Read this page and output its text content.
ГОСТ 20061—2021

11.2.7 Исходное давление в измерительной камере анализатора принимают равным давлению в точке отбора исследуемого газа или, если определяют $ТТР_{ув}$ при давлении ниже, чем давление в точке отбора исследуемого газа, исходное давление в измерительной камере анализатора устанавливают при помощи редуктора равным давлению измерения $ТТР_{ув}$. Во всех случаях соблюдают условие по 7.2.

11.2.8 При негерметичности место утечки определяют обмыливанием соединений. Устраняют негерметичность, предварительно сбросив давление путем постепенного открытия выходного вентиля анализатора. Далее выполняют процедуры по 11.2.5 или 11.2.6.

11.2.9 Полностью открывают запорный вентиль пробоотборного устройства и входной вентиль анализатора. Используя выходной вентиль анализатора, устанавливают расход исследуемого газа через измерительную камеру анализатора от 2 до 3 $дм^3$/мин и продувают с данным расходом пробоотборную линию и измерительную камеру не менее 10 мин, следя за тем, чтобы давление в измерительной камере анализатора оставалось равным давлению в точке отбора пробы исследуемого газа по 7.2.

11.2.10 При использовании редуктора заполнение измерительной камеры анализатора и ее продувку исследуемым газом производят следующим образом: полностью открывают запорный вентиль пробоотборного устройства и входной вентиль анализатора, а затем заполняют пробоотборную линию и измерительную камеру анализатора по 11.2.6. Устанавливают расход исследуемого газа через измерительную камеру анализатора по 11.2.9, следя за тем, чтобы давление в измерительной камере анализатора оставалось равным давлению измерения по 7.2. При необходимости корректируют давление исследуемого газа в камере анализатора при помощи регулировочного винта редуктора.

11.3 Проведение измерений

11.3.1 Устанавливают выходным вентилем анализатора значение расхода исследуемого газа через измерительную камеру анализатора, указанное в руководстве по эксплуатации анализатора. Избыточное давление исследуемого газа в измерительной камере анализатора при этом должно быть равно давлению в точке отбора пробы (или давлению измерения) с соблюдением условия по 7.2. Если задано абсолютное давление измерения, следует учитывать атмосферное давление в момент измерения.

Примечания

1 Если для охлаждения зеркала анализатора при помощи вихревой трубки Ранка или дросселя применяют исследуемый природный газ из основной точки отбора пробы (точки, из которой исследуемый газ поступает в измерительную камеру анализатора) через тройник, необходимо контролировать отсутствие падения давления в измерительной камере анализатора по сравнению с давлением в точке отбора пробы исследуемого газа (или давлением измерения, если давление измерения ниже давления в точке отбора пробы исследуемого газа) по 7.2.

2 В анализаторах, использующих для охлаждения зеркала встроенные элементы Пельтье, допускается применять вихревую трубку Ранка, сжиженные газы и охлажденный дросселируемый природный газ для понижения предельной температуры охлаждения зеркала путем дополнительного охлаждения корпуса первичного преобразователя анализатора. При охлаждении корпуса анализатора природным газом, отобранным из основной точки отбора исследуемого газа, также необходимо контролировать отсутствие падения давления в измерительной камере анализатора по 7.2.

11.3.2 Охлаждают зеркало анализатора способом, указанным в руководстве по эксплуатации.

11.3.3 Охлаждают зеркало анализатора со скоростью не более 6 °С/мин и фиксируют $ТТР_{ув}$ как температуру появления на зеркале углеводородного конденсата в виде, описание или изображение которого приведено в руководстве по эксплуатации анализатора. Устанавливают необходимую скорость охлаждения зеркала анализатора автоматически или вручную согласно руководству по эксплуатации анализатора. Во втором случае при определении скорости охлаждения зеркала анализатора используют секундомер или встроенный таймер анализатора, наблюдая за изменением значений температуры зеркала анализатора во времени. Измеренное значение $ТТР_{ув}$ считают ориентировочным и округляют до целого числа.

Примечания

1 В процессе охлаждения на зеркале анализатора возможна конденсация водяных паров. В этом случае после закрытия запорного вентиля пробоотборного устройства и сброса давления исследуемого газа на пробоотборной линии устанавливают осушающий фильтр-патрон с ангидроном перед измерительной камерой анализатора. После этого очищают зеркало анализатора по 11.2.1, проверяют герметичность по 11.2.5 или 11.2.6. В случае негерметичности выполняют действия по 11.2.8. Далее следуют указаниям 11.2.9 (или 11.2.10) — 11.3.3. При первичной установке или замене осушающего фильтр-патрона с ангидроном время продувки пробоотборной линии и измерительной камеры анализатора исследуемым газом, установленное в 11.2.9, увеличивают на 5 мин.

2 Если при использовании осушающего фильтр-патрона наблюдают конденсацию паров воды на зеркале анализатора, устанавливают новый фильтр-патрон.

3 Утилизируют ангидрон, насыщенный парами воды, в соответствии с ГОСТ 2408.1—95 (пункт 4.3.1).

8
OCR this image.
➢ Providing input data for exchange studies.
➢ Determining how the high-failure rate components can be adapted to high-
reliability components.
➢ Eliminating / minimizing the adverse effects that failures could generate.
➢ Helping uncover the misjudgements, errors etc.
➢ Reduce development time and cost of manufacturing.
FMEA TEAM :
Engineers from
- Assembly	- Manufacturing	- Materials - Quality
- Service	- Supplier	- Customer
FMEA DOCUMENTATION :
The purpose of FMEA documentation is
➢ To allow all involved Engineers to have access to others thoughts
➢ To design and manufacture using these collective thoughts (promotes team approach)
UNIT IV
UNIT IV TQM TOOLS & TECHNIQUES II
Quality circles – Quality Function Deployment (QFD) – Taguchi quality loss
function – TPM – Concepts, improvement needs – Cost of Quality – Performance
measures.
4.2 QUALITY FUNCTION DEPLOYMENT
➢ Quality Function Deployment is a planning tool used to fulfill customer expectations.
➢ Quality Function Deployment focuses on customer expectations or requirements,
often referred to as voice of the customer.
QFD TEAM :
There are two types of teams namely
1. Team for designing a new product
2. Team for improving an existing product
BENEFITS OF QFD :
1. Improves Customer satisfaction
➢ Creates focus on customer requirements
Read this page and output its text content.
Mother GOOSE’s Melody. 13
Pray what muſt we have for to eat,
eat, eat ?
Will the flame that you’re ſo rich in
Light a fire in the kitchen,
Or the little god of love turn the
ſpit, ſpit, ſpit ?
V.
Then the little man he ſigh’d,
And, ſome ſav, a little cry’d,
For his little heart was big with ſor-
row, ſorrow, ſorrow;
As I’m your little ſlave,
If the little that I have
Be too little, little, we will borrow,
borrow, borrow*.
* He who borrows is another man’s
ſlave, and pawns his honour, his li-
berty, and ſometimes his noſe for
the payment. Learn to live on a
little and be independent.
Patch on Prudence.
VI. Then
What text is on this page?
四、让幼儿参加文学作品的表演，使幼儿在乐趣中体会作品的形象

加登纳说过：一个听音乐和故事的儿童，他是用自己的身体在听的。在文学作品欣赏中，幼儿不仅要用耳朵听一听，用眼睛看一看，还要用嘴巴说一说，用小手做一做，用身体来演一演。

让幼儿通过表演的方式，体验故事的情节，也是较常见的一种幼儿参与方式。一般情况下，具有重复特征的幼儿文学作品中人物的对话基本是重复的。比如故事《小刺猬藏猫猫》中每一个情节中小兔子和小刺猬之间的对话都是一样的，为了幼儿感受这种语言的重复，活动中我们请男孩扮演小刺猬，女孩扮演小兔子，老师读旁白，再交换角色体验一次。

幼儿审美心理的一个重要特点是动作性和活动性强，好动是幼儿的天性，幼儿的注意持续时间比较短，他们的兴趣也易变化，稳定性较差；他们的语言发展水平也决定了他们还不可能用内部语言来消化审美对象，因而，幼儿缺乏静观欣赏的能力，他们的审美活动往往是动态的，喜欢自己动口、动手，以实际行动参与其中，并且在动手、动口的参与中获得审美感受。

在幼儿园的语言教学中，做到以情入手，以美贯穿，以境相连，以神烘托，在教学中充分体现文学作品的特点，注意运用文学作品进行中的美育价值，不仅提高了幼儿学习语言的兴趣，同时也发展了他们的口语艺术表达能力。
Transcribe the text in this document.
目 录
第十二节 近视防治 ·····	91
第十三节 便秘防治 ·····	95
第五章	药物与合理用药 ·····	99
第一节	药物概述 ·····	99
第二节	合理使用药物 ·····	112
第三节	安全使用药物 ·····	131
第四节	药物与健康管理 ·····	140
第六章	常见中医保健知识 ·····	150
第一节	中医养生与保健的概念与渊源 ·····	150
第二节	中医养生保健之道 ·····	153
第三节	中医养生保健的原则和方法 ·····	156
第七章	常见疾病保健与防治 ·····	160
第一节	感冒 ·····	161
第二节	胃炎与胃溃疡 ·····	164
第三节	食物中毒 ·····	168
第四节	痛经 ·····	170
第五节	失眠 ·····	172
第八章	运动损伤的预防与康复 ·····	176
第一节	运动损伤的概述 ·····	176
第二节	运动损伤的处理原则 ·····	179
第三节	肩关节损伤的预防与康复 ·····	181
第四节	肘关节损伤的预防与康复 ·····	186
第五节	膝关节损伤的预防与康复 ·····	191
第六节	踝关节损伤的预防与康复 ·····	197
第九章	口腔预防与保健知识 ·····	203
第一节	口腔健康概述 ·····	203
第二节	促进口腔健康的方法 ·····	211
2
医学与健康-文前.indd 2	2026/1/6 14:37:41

■ WHAT IS ASKED ■
Extract every line containing the string "this" from the material.

■ EXERCISE RESULT ■
Read this page and output its text content.
OCR this image.
Read this page and output its text content.
What text is on this page?
Transcribe the text in this document.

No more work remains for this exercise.